[Dataset entries on figures]
::::::::::

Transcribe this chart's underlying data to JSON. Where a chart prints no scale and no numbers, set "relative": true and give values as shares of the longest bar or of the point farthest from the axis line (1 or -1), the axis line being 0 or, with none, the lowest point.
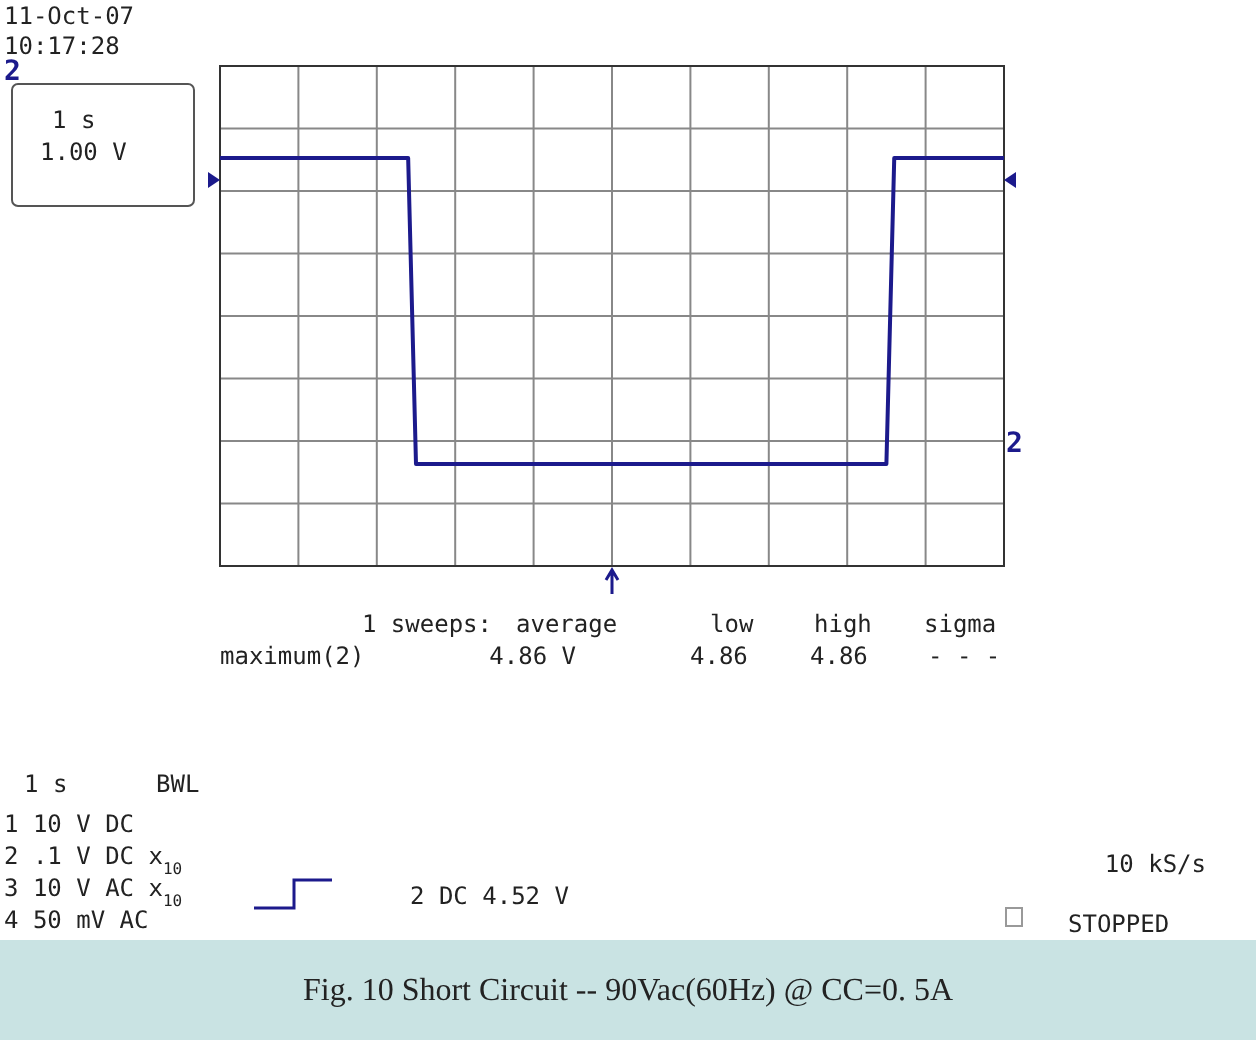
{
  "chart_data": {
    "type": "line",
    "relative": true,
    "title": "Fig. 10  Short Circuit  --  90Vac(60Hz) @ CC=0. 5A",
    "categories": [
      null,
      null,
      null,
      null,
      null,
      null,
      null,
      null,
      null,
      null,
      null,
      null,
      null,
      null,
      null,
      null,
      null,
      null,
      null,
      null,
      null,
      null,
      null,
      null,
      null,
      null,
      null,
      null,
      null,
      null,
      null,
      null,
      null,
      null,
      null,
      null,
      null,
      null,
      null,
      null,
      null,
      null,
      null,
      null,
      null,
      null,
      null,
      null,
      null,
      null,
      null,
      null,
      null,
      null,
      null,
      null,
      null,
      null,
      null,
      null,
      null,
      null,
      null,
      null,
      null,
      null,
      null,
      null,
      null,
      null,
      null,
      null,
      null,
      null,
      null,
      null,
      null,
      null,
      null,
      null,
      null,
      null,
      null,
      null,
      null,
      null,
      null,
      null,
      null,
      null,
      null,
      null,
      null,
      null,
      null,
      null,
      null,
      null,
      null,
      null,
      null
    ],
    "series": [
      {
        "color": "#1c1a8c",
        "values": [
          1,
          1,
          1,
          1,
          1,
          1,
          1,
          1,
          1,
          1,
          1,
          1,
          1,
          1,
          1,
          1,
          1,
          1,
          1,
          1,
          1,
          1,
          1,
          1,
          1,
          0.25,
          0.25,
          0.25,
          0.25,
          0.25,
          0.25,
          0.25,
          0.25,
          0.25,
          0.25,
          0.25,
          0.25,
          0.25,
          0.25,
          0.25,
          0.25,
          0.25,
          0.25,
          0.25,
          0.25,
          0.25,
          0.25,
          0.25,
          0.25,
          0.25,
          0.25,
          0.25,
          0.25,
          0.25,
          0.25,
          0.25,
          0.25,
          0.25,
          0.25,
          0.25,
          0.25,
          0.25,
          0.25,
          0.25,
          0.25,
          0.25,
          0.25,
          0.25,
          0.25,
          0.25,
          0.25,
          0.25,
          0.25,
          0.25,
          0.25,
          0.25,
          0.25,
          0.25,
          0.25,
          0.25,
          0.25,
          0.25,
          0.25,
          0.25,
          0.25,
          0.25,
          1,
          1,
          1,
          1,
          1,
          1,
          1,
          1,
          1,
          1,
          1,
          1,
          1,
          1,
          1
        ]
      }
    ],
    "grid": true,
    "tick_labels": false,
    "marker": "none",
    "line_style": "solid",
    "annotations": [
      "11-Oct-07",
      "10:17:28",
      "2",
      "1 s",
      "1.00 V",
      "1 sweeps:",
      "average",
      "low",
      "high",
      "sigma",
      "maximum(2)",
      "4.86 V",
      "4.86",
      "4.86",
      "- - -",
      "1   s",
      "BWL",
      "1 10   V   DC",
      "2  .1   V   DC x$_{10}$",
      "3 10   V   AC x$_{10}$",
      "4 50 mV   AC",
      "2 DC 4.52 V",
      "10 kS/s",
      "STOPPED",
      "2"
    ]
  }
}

::::::::::

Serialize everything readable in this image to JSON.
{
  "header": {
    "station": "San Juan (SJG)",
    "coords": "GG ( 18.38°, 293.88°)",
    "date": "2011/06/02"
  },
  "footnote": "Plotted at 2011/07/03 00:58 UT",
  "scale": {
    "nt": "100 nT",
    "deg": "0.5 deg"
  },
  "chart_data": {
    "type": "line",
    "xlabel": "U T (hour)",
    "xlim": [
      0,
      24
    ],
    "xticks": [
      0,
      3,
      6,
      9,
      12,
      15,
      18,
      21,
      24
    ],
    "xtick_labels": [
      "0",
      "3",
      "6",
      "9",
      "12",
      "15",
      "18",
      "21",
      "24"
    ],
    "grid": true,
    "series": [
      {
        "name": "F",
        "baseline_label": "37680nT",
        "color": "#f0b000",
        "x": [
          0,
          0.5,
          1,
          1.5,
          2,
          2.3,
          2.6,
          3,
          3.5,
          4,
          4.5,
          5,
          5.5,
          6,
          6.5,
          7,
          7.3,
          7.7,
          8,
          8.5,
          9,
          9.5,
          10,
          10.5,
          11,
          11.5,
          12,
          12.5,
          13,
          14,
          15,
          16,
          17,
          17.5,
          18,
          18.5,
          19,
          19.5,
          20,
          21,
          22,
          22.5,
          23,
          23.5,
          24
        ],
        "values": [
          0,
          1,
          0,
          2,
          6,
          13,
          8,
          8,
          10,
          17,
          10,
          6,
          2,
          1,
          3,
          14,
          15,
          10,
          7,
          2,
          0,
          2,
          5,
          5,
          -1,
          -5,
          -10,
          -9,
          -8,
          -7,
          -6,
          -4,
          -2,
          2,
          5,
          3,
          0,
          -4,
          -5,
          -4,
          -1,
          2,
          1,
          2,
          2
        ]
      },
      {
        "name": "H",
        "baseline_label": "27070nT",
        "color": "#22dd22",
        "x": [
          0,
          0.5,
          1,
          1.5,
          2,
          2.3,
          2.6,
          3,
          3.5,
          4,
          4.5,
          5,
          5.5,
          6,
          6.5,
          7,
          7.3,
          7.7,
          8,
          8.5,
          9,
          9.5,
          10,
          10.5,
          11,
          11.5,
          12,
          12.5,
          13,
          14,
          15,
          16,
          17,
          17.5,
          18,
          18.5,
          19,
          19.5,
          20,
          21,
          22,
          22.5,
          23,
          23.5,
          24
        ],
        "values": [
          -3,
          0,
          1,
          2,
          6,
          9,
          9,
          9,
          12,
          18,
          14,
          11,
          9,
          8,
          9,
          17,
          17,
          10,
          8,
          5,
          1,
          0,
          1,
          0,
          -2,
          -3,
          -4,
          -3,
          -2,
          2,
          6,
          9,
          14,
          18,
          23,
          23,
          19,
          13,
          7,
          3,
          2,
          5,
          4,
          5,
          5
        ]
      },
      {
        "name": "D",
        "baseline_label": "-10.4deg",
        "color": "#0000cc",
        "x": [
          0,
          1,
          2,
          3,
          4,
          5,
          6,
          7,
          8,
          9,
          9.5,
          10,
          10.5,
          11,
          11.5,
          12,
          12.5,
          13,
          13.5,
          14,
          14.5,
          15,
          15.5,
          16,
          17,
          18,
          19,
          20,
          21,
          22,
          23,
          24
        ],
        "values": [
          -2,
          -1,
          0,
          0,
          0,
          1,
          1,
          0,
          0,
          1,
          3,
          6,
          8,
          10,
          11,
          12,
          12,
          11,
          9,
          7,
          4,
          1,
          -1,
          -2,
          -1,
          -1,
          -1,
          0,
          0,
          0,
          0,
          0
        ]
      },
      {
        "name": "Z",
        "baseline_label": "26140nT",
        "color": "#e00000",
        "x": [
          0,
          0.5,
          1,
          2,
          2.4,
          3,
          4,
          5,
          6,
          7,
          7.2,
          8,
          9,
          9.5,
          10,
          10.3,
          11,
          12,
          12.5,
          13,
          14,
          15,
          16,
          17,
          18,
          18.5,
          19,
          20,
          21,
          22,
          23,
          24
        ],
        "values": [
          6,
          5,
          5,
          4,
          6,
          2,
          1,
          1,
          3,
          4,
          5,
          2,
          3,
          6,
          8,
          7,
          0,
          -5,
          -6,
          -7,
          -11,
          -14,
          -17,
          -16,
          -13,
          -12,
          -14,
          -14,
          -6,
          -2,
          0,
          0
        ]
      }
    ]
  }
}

::::::::::

## AIM OF THE TASK
From the listing above, copy every line that includes the word "true".

## COMPLETED EXERCISE
Transcribe this chart's underlying data to JSON. Where a chart prints no scale and no numbers, set "relative": true and give values as shares of the longest bar or of the point farthest from the axis line (1 or -1), the axis line being 0 or, with none, the lowest point.
    "relative": true,
    "grid": true,
    "grid": true,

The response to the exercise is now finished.